◆ WRITTEN TASK: Every entry that follows should be reproduced exactly.

◆ PROVIDED ENTRIES:
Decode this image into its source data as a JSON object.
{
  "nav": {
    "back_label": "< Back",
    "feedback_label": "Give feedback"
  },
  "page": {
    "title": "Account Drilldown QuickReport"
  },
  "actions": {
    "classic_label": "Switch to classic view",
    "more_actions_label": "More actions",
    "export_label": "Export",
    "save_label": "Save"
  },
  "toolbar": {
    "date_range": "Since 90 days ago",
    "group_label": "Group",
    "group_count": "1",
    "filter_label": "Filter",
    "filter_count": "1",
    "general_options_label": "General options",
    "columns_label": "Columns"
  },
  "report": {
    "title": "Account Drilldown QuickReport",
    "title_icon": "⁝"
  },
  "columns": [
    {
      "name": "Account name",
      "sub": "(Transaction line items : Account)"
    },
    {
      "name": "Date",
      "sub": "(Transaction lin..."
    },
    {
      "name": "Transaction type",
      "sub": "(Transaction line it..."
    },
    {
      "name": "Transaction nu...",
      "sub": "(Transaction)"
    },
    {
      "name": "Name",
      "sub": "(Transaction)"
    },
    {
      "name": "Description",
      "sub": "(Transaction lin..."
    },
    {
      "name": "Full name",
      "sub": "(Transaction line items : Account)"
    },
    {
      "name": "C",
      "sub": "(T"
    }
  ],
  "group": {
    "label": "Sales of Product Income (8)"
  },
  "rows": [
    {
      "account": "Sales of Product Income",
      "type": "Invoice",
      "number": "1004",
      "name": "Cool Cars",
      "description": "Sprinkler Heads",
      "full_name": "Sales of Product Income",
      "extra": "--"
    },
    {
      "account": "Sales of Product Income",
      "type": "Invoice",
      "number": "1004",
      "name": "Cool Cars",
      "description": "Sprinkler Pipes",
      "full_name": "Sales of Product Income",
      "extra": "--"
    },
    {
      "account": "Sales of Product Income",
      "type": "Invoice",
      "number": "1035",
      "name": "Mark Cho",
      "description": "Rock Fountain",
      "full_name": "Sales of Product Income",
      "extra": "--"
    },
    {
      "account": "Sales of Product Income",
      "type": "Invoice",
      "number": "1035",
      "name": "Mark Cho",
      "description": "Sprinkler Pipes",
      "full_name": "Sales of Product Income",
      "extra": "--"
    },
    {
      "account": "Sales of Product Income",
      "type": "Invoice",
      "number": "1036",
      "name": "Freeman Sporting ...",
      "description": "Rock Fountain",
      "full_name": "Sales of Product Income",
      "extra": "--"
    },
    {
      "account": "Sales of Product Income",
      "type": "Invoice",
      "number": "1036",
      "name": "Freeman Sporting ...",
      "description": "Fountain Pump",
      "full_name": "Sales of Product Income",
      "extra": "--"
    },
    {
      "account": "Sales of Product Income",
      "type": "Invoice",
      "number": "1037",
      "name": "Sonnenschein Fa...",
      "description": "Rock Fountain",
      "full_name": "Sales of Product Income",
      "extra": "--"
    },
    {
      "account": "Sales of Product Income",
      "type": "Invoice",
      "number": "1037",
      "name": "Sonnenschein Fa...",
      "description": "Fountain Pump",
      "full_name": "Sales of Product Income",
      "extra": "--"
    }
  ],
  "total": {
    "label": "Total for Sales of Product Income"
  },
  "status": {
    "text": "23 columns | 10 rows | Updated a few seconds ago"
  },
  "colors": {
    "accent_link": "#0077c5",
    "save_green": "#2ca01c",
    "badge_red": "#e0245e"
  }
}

◆ CORRECT RESPONSE:
Decode this image into its source data as a JSON object.
{
  "nav": {
    "back_label": "< Back",
    "feedback_label": "Give feedback"
  },
  "page": {
    "title": "Account Drilldown QuickReport"
  },
  "actions": {
    "classic_label": "Switch to classic view",
    "more_actions_label": "More actions",
    "export_label": "Export",
    "save_label": "Save"
  },
  "toolbar": {
    "date_range": "Since 90 days ago",
    "group_label": "Group",
    "group_count": "1",
    "filter_label": "Filter",
    "filter_count": "1",
    "general_options_label": "General options",
    "columns_label": "Columns"
  },
  "report": {
    "title": "Account Drilldown QuickReport",
    "title_icon": "⁝"
  },
  "columns": [
    {
      "name": "Account name",
      "sub": "(Transaction line items : Account)"
    },
    {
      "name": "Date",
      "sub": "(Transaction lin..."
    },
    {
      "name": "Transaction type",
      "sub": "(Transaction line it..."
    },
    {
      "name": "Transaction nu...",
      "sub": "(Transaction)"
    },
    {
      "name": "Name",
      "sub": "(Transaction)"
    },
    {
      "name": "Description",
      "sub": "(Transaction lin..."
    },
    {
      "name": "Full name",
      "sub": "(Transaction line items : Account)"
    },
    {
      "name": "C",
      "sub": "(T"
    }
  ],
  "group": {
    "label": "Sales of Product Income (8)"
  },
  "rows": [
    {
      "account": "Sales of Product Income",
      "type": "Invoice",
      "number": "1004",
      "name": "Cool Cars",
      "description": "Sprinkler Heads",
      "full_name": "Sales of Product Income",
      "extra": "--"
    },
    {
      "account": "Sales of Product Income",
      "type": "Invoice",
      "number": "1004",
      "name": "Cool Cars",
      "description": "Sprinkler Pipes",
      "full_name": "Sales of Product Income",
      "extra": "--"
    },
    {
      "account": "Sales of Product Income",
      "type": "Invoice",
      "number": "1035",
      "name": "Mark Cho",
      "description": "Rock Fountain",
      "full_name": "Sales of Product Income",
      "extra": "--"
    },
    {
      "account": "Sales of Product Income",
      "type": "Invoice",
      "number": "1035",
      "name": "Mark Cho",
      "description": "Sprinkler Pipes",
      "full_name": "Sales of Product Income",
      "extra": "--"
    },
    {
      "account": "Sales of Product Income",
      "type": "Invoice",
      "number": "1036",
      "name": "Freeman Sporting ...",
      "description": "Rock Fountain",
      "full_name": "Sales of Product Income",
      "extra": "--"
    },
    {
      "account": "Sales of Product Income",
      "type": "Invoice",
      "number": "1036",
      "name": "Freeman Sporting ...",
      "description": "Fountain Pump",
      "full_name": "Sales of Product Income",
      "extra": "--"
    },
    {
      "account": "Sales of Product Income",
      "type": "Invoice",
      "number": "1037",
      "name": "Sonnenschein Fa...",
      "description": "Rock Fountain",
      "full_name": "Sales of Product Income",
      "extra": "--"
    },
    {
      "account": "Sales of Product Income",
      "type": "Invoice",
      "number": "1037",
      "name": "Sonnenschein Fa...",
      "description": "Fountain Pump",
      "full_name": "Sales of Product Income",
      "extra": "--"
    }
  ],
  "total": {
    "label": "Total for Sales of Product Income"
  },
  "status": {
    "text": "23 columns | 10 rows | Updated a few seconds ago"
  },
  "colors": {
    "accent_link": "#0077c5",
    "save_green": "#2ca01c",
    "badge_red": "#e0245e"
  }
}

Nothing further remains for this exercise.